◆ PROBLEM ◆
Retype all of the listing exactly, passing over any picture you find.

◆ SUPPLIED ENTRIES ◆
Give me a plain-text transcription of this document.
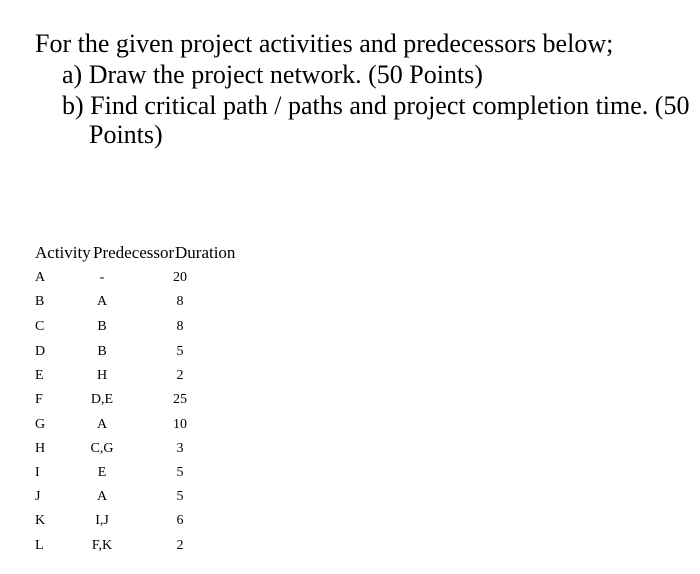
For the given project activities and predecessors below;
a) Draw the project network. (50 Points)
b) Find critical path / paths and project completion time. (50
Points)
Activity Predecessor Duration
A	-	20
B	A	8
C	B	8
D	B	5
E	H	2
F	D,E	25
G	A	10
H	C,G	3
I	E	5
J	A	5
K	I,J	6
L	F,K	2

◆ PROBLEM SOLUTION ◆
Give me a plain-text transcription of this document.
For the given project activities and predecessors below;
a) Draw the project network. (50 Points)
b) Find critical path / paths and project completion time. (50
Points)
Activity Predecessor Duration
A	-	20
B	A	8
C	B	8
D	B	5
E	H	2
F	D,E	25
G	A	10
H	C,G	3
I	E	5
J	A	5
K	I,J	6
L	F,K	2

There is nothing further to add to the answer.